The records that follow are to be transcribed in full, without their images.

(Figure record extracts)

++++++++++

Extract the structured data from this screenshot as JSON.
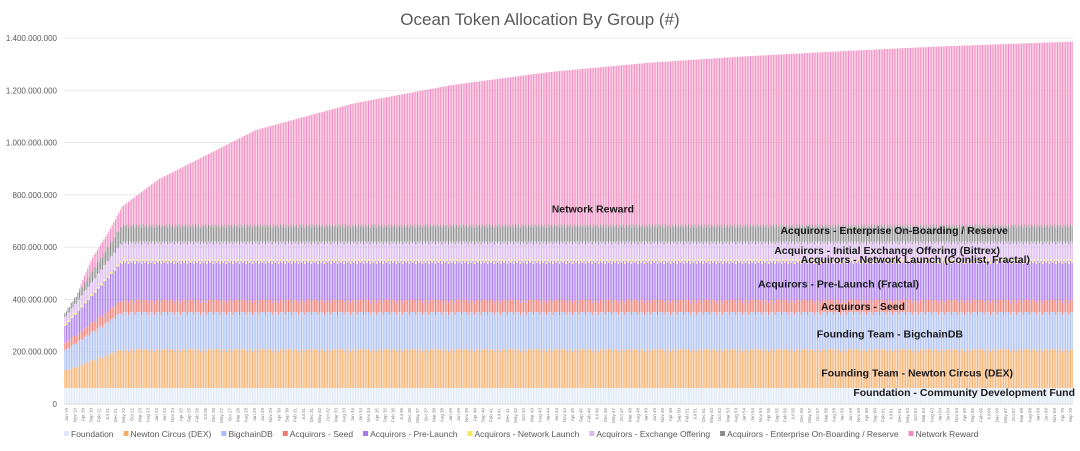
{
  "chart_data": {
    "type": "bar",
    "stacked": true,
    "title": "Ocean Token Allocation By Group (#)",
    "xlabel": "",
    "ylabel": "",
    "ylim": [
      0,
      1400000000
    ],
    "yticks": [
      0,
      200000000,
      400000000,
      600000000,
      800000000,
      1000000000,
      1200000000,
      1400000000
    ],
    "ytick_labels": [
      "0",
      "200.000.000",
      "400.000.000",
      "600.000.000",
      "800.000.000",
      "1.000.000.000",
      "1.200.000.000",
      "1.400.000.000"
    ],
    "grid": true,
    "legend": "bottom",
    "x_range": [
      "Apr 19",
      "Sep 70"
    ],
    "x_tick_labels": [
      "Jun 19",
      "Nov 19",
      "Apr 20",
      "Sep 20",
      "Feb 21",
      "Jul 21",
      "Dec 21",
      "May 22",
      "Oct 22",
      "Mar 23",
      "Aug 23",
      "Jan 24",
      "Jun 24",
      "Nov 24",
      "Apr 25",
      "Sep 25",
      "Feb 26",
      "Jul 26",
      "Dec 26",
      "May 27",
      "Oct 27",
      "Mar 28",
      "Aug 28",
      "Jan 29",
      "Jun 29",
      "Nov 29",
      "Apr 30",
      "Sep 30",
      "Feb 31",
      "Jul 31",
      "Dec 31",
      "May 32",
      "Oct 32",
      "Mar 33",
      "Aug 33",
      "Jan 34",
      "Jun 34",
      "Nov 34",
      "Apr 35",
      "Sep 35",
      "Feb 36",
      "Jul 36",
      "Dec 36",
      "May 37",
      "Oct 37",
      "Mar 38",
      "Aug 38",
      "Jan 39",
      "Jun 39",
      "Nov 39",
      "Apr 40",
      "Sep 40",
      "Feb 41",
      "Jul 41",
      "Dec 41",
      "May 42",
      "Oct 42",
      "Mar 43",
      "Aug 43",
      "Jan 44",
      "Jun 44",
      "Nov 44",
      "Apr 45",
      "Sep 45",
      "Feb 46",
      "Jul 46",
      "Dec 46",
      "May 47",
      "Oct 47",
      "Mar 48",
      "Aug 48",
      "Jan 49",
      "Jun 49",
      "Nov 49",
      "Apr 50",
      "Sep 50",
      "Feb 51",
      "Jul 51",
      "Dec 51",
      "May 52",
      "Oct 52",
      "Mar 53",
      "Aug 53",
      "Jan 54",
      "Jun 54",
      "Nov 54",
      "Apr 55",
      "Sep 55",
      "Feb 56",
      "Jul 56",
      "Dec 56",
      "May 57",
      "Oct 57",
      "Mar 58",
      "Aug 58",
      "Jan 59",
      "Jun 59",
      "Nov 59",
      "Apr 60",
      "Sep 60",
      "Feb 61",
      "Jul 61",
      "Dec 61",
      "May 62",
      "Oct 62",
      "Mar 63",
      "Aug 63",
      "Jan 64",
      "Jun 64",
      "Nov 64",
      "Apr 65",
      "Sep 65",
      "Feb 66",
      "Jul 66",
      "Dec 66",
      "May 67",
      "Oct 67",
      "Mar 68",
      "Aug 68",
      "Jan 69",
      "Jun 69",
      "Nov 69",
      "Apr 70",
      "Sep 70"
    ],
    "series": [
      {
        "name": "Foundation",
        "color": "#dde9f7",
        "final_value": 61000000,
        "annotation": "Foundation - Community Development Fund"
      },
      {
        "name": "Newton Circus (DEX)",
        "color": "#f5ad6a",
        "final_value": 149000000,
        "annotation": "Founding Team - Newton Circus (DEX)"
      },
      {
        "name": "BigchainDB",
        "color": "#aabdf2",
        "final_value": 142000000,
        "annotation": "Founding Team - BigchainDB"
      },
      {
        "name": "Acquirors - Seed",
        "color": "#f07a70",
        "final_value": 47000000,
        "annotation": "Acquirors - Seed"
      },
      {
        "name": "Acquirors - Pre-Launch",
        "color": "#a978f0",
        "final_value": 149000000,
        "annotation": "Acquirors - Pre-Launch (Fractal)"
      },
      {
        "name": "Acquirors - Network Launch",
        "color": "#f7ea63",
        "final_value": 6000000,
        "annotation": "Acquirors - Network Launch (Coinlist, Fractal)"
      },
      {
        "name": "Acquirors - Exchange Offering",
        "color": "#dab8ef",
        "final_value": 68000000,
        "annotation": "Acquirors - Initial Exchange Offering (Bittrex)"
      },
      {
        "name": "Acquirors - Enterprise On-Boarding / Reserve",
        "color": "#8c8c8c",
        "final_value": 65000000,
        "annotation": "Acquirors - Enterprise On-Boarding / Reserve"
      },
      {
        "name": "Network Reward",
        "color": "#f28bc0",
        "final_value": 698000000,
        "annotation": "Network Reward"
      }
    ],
    "totals_at_milestones": [
      {
        "x": "Jun 19",
        "total": 330000000
      },
      {
        "x": "Apr 20",
        "total": 490000000
      },
      {
        "x": "Sep 20",
        "total": 560000000
      },
      {
        "x": "Jul 21",
        "total": 660000000
      },
      {
        "x": "Mar 22",
        "total": 755000000
      },
      {
        "x": "Jan 24",
        "total": 858000000
      },
      {
        "x": "Jan 29",
        "total": 1048000000
      },
      {
        "x": "Jan 34",
        "total": 1150000000
      },
      {
        "x": "Jan 39",
        "total": 1220000000
      },
      {
        "x": "Jan 44",
        "total": 1270000000
      },
      {
        "x": "Jan 49",
        "total": 1305000000
      },
      {
        "x": "Jan 54",
        "total": 1330000000
      },
      {
        "x": "Jan 59",
        "total": 1350000000
      },
      {
        "x": "Jan 64",
        "total": 1368000000
      },
      {
        "x": "Sep 70",
        "total": 1386000000
      }
    ]
  }
}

++++++++++

**TASK RESPONSE:**
Extract the structured data from this screenshot as JSON.
{
  "chart_data": {
    "type": "bar",
    "stacked": true,
    "title": "Ocean Token Allocation By Group (#)",
    "xlabel": "",
    "ylabel": "",
    "ylim": [
      0,
      1400000000
    ],
    "yticks": [
      0,
      200000000,
      400000000,
      600000000,
      800000000,
      1000000000,
      1200000000,
      1400000000
    ],
    "ytick_labels": [
      "0",
      "200.000.000",
      "400.000.000",
      "600.000.000",
      "800.000.000",
      "1.000.000.000",
      "1.200.000.000",
      "1.400.000.000"
    ],
    "grid": true,
    "legend": "bottom",
    "x_range": [
      "Apr 19",
      "Sep 70"
    ],
    "x_tick_labels": [
      "Jun 19",
      "Nov 19",
      "Apr 20",
      "Sep 20",
      "Feb 21",
      "Jul 21",
      "Dec 21",
      "May 22",
      "Oct 22",
      "Mar 23",
      "Aug 23",
      "Jan 24",
      "Jun 24",
      "Nov 24",
      "Apr 25",
      "Sep 25",
      "Feb 26",
      "Jul 26",
      "Dec 26",
      "May 27",
      "Oct 27",
      "Mar 28",
      "Aug 28",
      "Jan 29",
      "Jun 29",
      "Nov 29",
      "Apr 30",
      "Sep 30",
      "Feb 31",
      "Jul 31",
      "Dec 31",
      "May 32",
      "Oct 32",
      "Mar 33",
      "Aug 33",
      "Jan 34",
      "Jun 34",
      "Nov 34",
      "Apr 35",
      "Sep 35",
      "Feb 36",
      "Jul 36",
      "Dec 36",
      "May 37",
      "Oct 37",
      "Mar 38",
      "Aug 38",
      "Jan 39",
      "Jun 39",
      "Nov 39",
      "Apr 40",
      "Sep 40",
      "Feb 41",
      "Jul 41",
      "Dec 41",
      "May 42",
      "Oct 42",
      "Mar 43",
      "Aug 43",
      "Jan 44",
      "Jun 44",
      "Nov 44",
      "Apr 45",
      "Sep 45",
      "Feb 46",
      "Jul 46",
      "Dec 46",
      "May 47",
      "Oct 47",
      "Mar 48",
      "Aug 48",
      "Jan 49",
      "Jun 49",
      "Nov 49",
      "Apr 50",
      "Sep 50",
      "Feb 51",
      "Jul 51",
      "Dec 51",
      "May 52",
      "Oct 52",
      "Mar 53",
      "Aug 53",
      "Jan 54",
      "Jun 54",
      "Nov 54",
      "Apr 55",
      "Sep 55",
      "Feb 56",
      "Jul 56",
      "Dec 56",
      "May 57",
      "Oct 57",
      "Mar 58",
      "Aug 58",
      "Jan 59",
      "Jun 59",
      "Nov 59",
      "Apr 60",
      "Sep 60",
      "Feb 61",
      "Jul 61",
      "Dec 61",
      "May 62",
      "Oct 62",
      "Mar 63",
      "Aug 63",
      "Jan 64",
      "Jun 64",
      "Nov 64",
      "Apr 65",
      "Sep 65",
      "Feb 66",
      "Jul 66",
      "Dec 66",
      "May 67",
      "Oct 67",
      "Mar 68",
      "Aug 68",
      "Jan 69",
      "Jun 69",
      "Nov 69",
      "Apr 70",
      "Sep 70"
    ],
    "series": [
      {
        "name": "Foundation",
        "color": "#dde9f7",
        "final_value": 61000000,
        "annotation": "Foundation - Community Development Fund"
      },
      {
        "name": "Newton Circus (DEX)",
        "color": "#f5ad6a",
        "final_value": 149000000,
        "annotation": "Founding Team - Newton Circus (DEX)"
      },
      {
        "name": "BigchainDB",
        "color": "#aabdf2",
        "final_value": 142000000,
        "annotation": "Founding Team - BigchainDB"
      },
      {
        "name": "Acquirors - Seed",
        "color": "#f07a70",
        "final_value": 47000000,
        "annotation": "Acquirors - Seed"
      },
      {
        "name": "Acquirors - Pre-Launch",
        "color": "#a978f0",
        "final_value": 149000000,
        "annotation": "Acquirors - Pre-Launch (Fractal)"
      },
      {
        "name": "Acquirors - Network Launch",
        "color": "#f7ea63",
        "final_value": 6000000,
        "annotation": "Acquirors - Network Launch (Coinlist, Fractal)"
      },
      {
        "name": "Acquirors - Exchange Offering",
        "color": "#dab8ef",
        "final_value": 68000000,
        "annotation": "Acquirors - Initial Exchange Offering (Bittrex)"
      },
      {
        "name": "Acquirors - Enterprise On-Boarding / Reserve",
        "color": "#8c8c8c",
        "final_value": 65000000,
        "annotation": "Acquirors - Enterprise On-Boarding / Reserve"
      },
      {
        "name": "Network Reward",
        "color": "#f28bc0",
        "final_value": 698000000,
        "annotation": "Network Reward"
      }
    ],
    "totals_at_milestones": [
      {
        "x": "Jun 19",
        "total": 330000000
      },
      {
        "x": "Apr 20",
        "total": 490000000
      },
      {
        "x": "Sep 20",
        "total": 560000000
      },
      {
        "x": "Jul 21",
        "total": 660000000
      },
      {
        "x": "Mar 22",
        "total": 755000000
      },
      {
        "x": "Jan 24",
        "total": 858000000
      },
      {
        "x": "Jan 29",
        "total": 1048000000
      },
      {
        "x": "Jan 34",
        "total": 1150000000
      },
      {
        "x": "Jan 39",
        "total": 1220000000
      },
      {
        "x": "Jan 44",
        "total": 1270000000
      },
      {
        "x": "Jan 49",
        "total": 1305000000
      },
      {
        "x": "Jan 54",
        "total": 1330000000
      },
      {
        "x": "Jan 59",
        "total": 1350000000
      },
      {
        "x": "Jan 64",
        "total": 1368000000
      },
      {
        "x": "Sep 70",
        "total": 1386000000
      }
    ]
  }
}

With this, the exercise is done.